**TASK TO COMPLETE:** Exactly reproduce the lines that follow.

════════════════

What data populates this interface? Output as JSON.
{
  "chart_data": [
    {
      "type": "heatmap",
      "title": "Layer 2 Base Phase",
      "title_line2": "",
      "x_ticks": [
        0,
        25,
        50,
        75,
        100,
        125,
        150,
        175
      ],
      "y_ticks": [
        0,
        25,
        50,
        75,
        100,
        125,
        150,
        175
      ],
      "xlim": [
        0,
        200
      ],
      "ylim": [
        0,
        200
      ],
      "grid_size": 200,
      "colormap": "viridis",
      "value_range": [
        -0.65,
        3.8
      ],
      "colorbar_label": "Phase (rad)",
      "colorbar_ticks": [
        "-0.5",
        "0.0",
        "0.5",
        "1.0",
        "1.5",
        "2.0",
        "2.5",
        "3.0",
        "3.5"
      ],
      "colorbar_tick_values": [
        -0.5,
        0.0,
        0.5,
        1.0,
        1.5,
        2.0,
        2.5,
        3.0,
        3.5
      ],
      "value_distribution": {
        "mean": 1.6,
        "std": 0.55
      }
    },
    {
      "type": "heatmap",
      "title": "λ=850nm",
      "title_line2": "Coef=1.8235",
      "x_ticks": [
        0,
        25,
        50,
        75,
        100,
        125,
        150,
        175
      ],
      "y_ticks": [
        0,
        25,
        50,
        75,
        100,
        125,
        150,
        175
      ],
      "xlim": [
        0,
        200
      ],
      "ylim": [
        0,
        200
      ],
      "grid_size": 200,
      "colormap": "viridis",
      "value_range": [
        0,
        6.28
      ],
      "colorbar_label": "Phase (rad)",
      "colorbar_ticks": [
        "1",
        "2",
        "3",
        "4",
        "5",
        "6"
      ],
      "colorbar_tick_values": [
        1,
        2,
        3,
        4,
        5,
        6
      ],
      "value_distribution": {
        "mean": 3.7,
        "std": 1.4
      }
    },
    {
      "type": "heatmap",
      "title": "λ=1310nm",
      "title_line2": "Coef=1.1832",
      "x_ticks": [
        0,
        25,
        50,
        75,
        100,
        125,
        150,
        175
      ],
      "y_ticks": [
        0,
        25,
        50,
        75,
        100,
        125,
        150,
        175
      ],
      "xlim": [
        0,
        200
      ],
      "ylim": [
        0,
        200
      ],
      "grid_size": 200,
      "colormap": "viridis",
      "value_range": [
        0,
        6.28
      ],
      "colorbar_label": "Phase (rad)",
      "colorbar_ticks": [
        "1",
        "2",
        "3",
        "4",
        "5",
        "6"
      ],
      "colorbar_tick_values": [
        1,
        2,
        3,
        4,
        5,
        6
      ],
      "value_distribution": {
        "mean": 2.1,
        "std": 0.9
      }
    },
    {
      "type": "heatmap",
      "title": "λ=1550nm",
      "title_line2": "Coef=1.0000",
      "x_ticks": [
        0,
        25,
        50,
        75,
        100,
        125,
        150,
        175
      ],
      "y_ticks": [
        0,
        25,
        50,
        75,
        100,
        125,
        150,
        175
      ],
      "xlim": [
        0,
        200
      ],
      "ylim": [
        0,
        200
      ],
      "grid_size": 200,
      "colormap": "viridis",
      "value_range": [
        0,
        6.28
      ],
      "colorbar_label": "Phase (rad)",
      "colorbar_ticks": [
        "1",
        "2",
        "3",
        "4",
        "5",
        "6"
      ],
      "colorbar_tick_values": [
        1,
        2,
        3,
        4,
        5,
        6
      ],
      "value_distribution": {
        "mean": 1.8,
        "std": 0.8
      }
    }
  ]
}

════════════════

**ANSWER FOR THIS EXERCISE:**
What data populates this interface? Output as JSON.
{
  "chart_data": [
    {
      "type": "heatmap",
      "title": "Layer 2 Base Phase",
      "title_line2": "",
      "x_ticks": [
        0,
        25,
        50,
        75,
        100,
        125,
        150,
        175
      ],
      "y_ticks": [
        0,
        25,
        50,
        75,
        100,
        125,
        150,
        175
      ],
      "xlim": [
        0,
        200
      ],
      "ylim": [
        0,
        200
      ],
      "grid_size": 200,
      "colormap": "viridis",
      "value_range": [
        -0.65,
        3.8
      ],
      "colorbar_label": "Phase (rad)",
      "colorbar_ticks": [
        "-0.5",
        "0.0",
        "0.5",
        "1.0",
        "1.5",
        "2.0",
        "2.5",
        "3.0",
        "3.5"
      ],
      "colorbar_tick_values": [
        -0.5,
        0.0,
        0.5,
        1.0,
        1.5,
        2.0,
        2.5,
        3.0,
        3.5
      ],
      "value_distribution": {
        "mean": 1.6,
        "std": 0.55
      }
    },
    {
      "type": "heatmap",
      "title": "λ=850nm",
      "title_line2": "Coef=1.8235",
      "x_ticks": [
        0,
        25,
        50,
        75,
        100,
        125,
        150,
        175
      ],
      "y_ticks": [
        0,
        25,
        50,
        75,
        100,
        125,
        150,
        175
      ],
      "xlim": [
        0,
        200
      ],
      "ylim": [
        0,
        200
      ],
      "grid_size": 200,
      "colormap": "viridis",
      "value_range": [
        0,
        6.28
      ],
      "colorbar_label": "Phase (rad)",
      "colorbar_ticks": [
        "1",
        "2",
        "3",
        "4",
        "5",
        "6"
      ],
      "colorbar_tick_values": [
        1,
        2,
        3,
        4,
        5,
        6
      ],
      "value_distribution": {
        "mean": 3.7,
        "std": 1.4
      }
    },
    {
      "type": "heatmap",
      "title": "λ=1310nm",
      "title_line2": "Coef=1.1832",
      "x_ticks": [
        0,
        25,
        50,
        75,
        100,
        125,
        150,
        175
      ],
      "y_ticks": [
        0,
        25,
        50,
        75,
        100,
        125,
        150,
        175
      ],
      "xlim": [
        0,
        200
      ],
      "ylim": [
        0,
        200
      ],
      "grid_size": 200,
      "colormap": "viridis",
      "value_range": [
        0,
        6.28
      ],
      "colorbar_label": "Phase (rad)",
      "colorbar_ticks": [
        "1",
        "2",
        "3",
        "4",
        "5",
        "6"
      ],
      "colorbar_tick_values": [
        1,
        2,
        3,
        4,
        5,
        6
      ],
      "value_distribution": {
        "mean": 2.1,
        "std": 0.9
      }
    },
    {
      "type": "heatmap",
      "title": "λ=1550nm",
      "title_line2": "Coef=1.0000",
      "x_ticks": [
        0,
        25,
        50,
        75,
        100,
        125,
        150,
        175
      ],
      "y_ticks": [
        0,
        25,
        50,
        75,
        100,
        125,
        150,
        175
      ],
      "xlim": [
        0,
        200
      ],
      "ylim": [
        0,
        200
      ],
      "grid_size": 200,
      "colormap": "viridis",
      "value_range": [
        0,
        6.28
      ],
      "colorbar_label": "Phase (rad)",
      "colorbar_ticks": [
        "1",
        "2",
        "3",
        "4",
        "5",
        "6"
      ],
      "colorbar_tick_values": [
        1,
        2,
        3,
        4,
        5,
        6
      ],
      "value_distribution": {
        "mean": 1.8,
        "std": 0.8
      }
    }
  ]
}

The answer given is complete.